● Exercise: Pictures in the data below are not part of the copy; transcribe everything else exactly.
====== Supplied entries
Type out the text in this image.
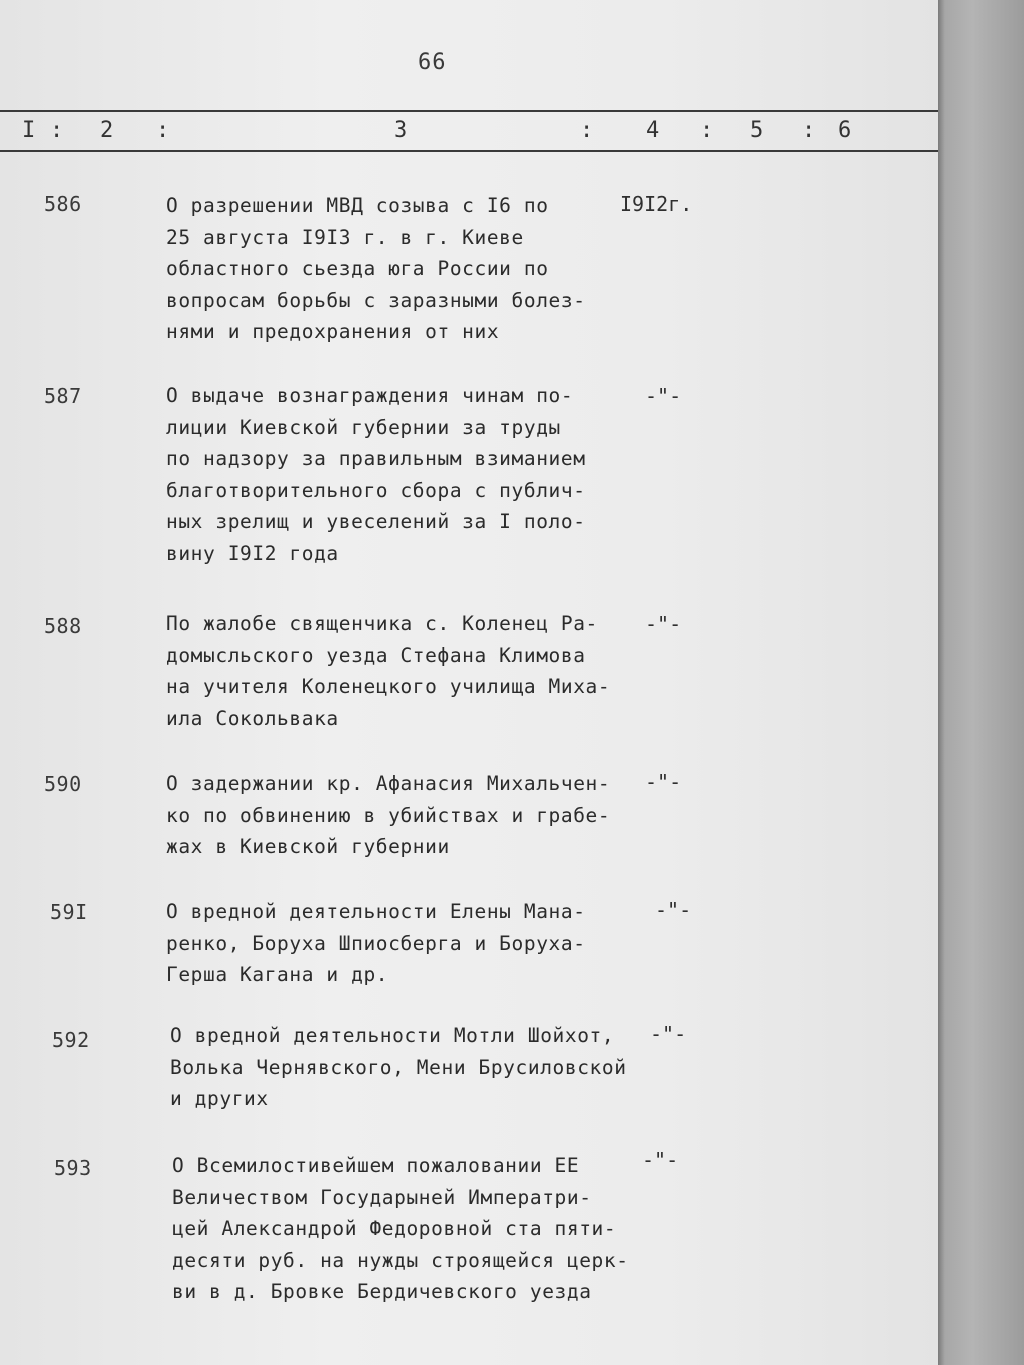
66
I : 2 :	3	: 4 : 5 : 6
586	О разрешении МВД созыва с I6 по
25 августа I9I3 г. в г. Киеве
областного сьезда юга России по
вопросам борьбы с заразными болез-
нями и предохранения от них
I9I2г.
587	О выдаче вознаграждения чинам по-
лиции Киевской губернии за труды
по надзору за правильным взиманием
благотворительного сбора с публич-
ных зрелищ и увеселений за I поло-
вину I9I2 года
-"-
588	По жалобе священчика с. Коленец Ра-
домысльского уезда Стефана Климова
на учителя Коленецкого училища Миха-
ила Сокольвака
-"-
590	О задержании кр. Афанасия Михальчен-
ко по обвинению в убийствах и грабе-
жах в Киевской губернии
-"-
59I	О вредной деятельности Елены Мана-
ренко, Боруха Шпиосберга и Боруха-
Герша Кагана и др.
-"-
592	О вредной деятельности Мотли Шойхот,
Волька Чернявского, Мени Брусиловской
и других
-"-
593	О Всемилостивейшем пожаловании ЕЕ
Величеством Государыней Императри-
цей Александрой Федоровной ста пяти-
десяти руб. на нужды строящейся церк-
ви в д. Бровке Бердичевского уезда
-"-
============
● Answer for this exercise:
Type out the text in this image.
66
I : 2 :	3	: 4 : 5 : 6
586	О разрешении МВД созыва с I6 по
25 августа I9I3 г. в г. Киеве
областного сьезда юга России по
вопросам борьбы с заразными болез-
нями и предохранения от них
I9I2г.
587	О выдаче вознаграждения чинам по-
лиции Киевской губернии за труды
по надзору за правильным взиманием
благотворительного сбора с публич-
ных зрелищ и увеселений за I поло-
вину I9I2 года
-"-
588	По жалобе священчика с. Коленец Ра-
домысльского уезда Стефана Климова
на учителя Коленецкого училища Миха-
ила Сокольвака
-"-
590	О задержании кр. Афанасия Михальчен-
ко по обвинению в убийствах и грабе-
жах в Киевской губернии
-"-
59I	О вредной деятельности Елены Мана-
ренко, Боруха Шпиосберга и Боруха-
Герша Кагана и др.
-"-
592	О вредной деятельности Мотли Шойхот,
Волька Чернявского, Мени Брусиловской
и других
-"-
593	О Всемилостивейшем пожаловании ЕЕ
Величеством Государыней Императри-
цей Александрой Федоровной ста пяти-
десяти руб. на нужды строящейся церк-
ви в д. Бровке Бердичевского уезда
-"-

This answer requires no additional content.